__Work to be completed__
Copy out every line exactly as given.

__Records to use__
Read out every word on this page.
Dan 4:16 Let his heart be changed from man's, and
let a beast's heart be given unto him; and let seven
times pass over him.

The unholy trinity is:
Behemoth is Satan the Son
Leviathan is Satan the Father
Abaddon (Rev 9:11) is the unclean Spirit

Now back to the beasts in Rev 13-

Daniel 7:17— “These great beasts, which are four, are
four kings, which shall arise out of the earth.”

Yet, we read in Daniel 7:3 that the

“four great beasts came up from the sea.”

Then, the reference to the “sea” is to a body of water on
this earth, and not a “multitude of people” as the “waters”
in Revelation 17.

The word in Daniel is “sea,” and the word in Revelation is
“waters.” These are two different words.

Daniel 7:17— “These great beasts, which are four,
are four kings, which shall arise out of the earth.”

__Output for this exercise__
Read out every word on this page.
Dan 4:16 Let his heart be changed from man's, and
let a beast's heart be given unto him; and let seven
times pass over him.

The unholy trinity is:
Behemoth is Satan the Son
Leviathan is Satan the Father
Abaddon (Rev 9:11) is the unclean Spirit

Now back to the beasts in Rev 13-

Daniel 7:17— “These great beasts, which are four, are
four kings, which shall arise out of the earth.”

Yet, we read in Daniel 7:3 that the

“four great beasts came up from the sea.”

Then, the reference to the “sea” is to a body of water on
this earth, and not a “multitude of people” as the “waters”
in Revelation 17.

The word in Daniel is “sea,” and the word in Revelation is
“waters.” These are two different words.

Daniel 7:17— “These great beasts, which are four,
are four kings, which shall arise out of the earth.”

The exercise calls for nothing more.